◆ **What the task requires**: Work out how many lines in the listing below include the word "heart". Give nothing but the number.

■ ■ ■ ■ ■

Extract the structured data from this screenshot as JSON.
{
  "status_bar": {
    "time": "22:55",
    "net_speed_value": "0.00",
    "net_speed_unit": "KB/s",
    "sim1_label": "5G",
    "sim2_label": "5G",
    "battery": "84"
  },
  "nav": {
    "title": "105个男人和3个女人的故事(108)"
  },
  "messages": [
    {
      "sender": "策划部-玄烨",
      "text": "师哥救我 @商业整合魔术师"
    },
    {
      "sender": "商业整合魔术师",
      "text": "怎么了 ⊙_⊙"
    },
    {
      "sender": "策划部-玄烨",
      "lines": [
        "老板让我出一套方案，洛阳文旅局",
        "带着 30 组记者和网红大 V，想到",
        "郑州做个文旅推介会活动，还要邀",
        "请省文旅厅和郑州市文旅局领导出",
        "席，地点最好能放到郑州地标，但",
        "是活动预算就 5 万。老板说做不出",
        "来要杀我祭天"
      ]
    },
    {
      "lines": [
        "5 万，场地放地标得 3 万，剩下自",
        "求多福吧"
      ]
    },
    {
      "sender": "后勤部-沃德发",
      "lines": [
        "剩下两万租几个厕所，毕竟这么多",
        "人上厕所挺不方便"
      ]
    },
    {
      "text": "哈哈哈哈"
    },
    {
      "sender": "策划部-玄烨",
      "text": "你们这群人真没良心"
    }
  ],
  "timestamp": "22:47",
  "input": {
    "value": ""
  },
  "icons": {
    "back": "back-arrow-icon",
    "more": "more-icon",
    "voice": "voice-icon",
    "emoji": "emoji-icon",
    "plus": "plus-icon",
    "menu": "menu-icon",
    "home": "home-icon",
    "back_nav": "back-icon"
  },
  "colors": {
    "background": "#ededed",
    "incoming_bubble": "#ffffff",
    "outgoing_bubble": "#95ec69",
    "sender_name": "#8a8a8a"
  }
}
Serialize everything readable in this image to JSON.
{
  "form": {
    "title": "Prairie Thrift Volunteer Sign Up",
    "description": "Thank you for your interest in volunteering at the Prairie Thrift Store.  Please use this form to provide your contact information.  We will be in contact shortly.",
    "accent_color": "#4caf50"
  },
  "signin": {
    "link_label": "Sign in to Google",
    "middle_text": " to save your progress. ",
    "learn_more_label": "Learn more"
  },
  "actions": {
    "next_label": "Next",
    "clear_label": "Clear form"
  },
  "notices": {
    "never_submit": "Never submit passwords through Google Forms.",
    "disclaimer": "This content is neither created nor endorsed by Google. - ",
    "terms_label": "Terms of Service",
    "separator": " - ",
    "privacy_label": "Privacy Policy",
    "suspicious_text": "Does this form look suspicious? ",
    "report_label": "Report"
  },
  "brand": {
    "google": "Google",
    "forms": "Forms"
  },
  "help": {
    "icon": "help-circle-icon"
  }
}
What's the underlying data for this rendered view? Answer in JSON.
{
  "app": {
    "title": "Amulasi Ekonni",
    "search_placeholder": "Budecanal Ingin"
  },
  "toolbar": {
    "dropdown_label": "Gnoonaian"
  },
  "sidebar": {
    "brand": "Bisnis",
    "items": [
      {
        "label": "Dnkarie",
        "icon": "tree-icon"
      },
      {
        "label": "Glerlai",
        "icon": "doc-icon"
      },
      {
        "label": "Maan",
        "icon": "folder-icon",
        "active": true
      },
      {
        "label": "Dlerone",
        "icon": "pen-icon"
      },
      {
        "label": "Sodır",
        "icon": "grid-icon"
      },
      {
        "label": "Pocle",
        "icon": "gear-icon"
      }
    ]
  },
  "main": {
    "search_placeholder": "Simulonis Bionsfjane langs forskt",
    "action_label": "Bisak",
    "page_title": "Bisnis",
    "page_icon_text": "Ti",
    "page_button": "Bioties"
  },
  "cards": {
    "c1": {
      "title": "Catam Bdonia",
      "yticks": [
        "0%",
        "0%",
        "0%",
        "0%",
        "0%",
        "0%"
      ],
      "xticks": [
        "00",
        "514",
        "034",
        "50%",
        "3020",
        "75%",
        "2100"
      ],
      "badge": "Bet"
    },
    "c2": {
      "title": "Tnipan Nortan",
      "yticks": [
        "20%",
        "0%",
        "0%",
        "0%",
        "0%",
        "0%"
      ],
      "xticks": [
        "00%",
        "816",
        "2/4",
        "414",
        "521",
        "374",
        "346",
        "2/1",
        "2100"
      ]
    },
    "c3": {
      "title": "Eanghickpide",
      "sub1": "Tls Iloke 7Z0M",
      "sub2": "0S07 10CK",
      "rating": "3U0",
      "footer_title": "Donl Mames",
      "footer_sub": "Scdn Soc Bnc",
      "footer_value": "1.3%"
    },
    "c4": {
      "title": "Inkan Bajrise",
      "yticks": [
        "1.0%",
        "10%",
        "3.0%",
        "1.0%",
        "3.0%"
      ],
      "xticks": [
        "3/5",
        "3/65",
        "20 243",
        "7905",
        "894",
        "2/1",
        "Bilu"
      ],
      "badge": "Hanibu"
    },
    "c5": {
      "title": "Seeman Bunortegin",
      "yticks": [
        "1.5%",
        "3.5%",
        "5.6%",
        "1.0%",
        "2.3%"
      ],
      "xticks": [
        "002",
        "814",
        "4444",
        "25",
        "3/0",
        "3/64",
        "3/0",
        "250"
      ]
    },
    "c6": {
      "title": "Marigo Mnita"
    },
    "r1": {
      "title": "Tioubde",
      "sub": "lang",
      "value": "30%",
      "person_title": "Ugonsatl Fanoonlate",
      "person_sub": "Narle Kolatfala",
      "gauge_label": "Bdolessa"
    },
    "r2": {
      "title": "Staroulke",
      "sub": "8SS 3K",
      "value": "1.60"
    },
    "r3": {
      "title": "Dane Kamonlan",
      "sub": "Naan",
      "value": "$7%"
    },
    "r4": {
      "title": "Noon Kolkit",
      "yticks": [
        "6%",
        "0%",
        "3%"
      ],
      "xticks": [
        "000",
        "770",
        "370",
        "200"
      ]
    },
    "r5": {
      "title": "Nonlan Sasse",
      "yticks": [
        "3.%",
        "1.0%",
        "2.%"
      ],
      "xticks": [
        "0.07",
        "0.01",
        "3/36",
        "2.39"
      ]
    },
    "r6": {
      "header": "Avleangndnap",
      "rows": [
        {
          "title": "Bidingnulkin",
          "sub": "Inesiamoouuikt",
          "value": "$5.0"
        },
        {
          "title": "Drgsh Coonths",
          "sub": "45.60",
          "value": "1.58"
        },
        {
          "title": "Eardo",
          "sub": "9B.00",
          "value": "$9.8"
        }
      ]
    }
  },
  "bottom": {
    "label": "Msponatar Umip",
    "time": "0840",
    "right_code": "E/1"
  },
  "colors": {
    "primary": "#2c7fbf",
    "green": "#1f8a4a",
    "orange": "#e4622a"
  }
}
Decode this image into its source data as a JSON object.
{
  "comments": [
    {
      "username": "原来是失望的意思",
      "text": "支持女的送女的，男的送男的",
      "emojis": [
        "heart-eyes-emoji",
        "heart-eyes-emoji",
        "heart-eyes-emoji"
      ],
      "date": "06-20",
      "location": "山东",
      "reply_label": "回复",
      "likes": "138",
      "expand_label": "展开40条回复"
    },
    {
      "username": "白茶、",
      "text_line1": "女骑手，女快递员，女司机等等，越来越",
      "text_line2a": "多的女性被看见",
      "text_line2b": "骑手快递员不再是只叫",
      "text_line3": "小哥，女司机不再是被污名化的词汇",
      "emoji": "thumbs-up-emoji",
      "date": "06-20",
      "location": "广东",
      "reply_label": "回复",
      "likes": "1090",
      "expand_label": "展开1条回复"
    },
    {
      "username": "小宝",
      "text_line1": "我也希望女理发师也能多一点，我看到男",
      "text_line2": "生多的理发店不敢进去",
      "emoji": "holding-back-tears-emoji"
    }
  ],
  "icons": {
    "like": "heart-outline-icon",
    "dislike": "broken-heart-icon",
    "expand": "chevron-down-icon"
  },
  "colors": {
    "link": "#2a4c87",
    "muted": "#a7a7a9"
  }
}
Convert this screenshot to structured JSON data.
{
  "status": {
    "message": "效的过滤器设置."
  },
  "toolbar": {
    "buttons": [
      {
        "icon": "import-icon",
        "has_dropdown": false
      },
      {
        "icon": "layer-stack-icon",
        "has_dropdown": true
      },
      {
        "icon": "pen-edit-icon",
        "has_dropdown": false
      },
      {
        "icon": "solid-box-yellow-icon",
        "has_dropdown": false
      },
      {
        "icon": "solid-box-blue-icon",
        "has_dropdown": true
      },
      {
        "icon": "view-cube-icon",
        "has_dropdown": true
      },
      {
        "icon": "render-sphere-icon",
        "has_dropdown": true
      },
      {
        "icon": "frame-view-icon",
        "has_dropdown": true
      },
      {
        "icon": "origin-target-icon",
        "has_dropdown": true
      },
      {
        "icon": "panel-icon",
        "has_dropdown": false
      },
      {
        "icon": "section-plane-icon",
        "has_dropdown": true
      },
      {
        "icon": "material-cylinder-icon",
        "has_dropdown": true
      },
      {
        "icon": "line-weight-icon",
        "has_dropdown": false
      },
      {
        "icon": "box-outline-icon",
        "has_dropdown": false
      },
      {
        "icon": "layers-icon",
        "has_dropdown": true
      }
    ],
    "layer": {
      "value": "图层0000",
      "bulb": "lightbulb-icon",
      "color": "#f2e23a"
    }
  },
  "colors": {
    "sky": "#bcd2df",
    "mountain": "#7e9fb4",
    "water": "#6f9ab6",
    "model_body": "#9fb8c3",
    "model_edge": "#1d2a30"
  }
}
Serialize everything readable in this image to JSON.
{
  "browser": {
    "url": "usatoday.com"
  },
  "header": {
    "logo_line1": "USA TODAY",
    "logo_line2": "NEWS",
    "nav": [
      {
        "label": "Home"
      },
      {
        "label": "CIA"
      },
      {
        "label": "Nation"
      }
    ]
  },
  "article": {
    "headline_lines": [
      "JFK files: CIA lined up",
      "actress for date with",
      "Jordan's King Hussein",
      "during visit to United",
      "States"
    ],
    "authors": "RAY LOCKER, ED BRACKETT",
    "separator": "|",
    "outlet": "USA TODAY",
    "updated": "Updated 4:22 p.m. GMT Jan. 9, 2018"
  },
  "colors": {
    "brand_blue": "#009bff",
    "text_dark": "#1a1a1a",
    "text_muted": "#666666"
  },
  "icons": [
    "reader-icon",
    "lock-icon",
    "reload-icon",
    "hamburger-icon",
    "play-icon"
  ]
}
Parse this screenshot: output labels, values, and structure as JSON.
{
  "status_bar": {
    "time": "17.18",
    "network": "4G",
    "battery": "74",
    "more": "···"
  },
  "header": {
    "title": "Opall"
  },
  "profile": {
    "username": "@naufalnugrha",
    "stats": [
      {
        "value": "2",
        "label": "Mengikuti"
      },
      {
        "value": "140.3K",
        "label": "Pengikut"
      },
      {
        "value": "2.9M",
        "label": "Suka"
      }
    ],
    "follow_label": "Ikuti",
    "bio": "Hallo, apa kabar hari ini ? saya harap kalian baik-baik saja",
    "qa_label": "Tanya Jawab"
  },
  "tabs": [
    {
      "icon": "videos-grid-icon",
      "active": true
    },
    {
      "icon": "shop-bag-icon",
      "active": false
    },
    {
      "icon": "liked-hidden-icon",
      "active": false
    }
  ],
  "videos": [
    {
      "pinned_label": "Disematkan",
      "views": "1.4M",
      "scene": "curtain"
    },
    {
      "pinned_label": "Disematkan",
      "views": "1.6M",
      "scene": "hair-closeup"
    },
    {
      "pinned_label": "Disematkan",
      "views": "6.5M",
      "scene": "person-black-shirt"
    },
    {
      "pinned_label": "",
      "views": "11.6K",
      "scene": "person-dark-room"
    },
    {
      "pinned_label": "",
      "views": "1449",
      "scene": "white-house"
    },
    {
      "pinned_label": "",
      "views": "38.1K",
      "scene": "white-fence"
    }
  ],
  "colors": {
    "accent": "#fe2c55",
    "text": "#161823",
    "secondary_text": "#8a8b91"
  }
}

■ ■ ■ ■ ■

◆ **Result of the task**: 5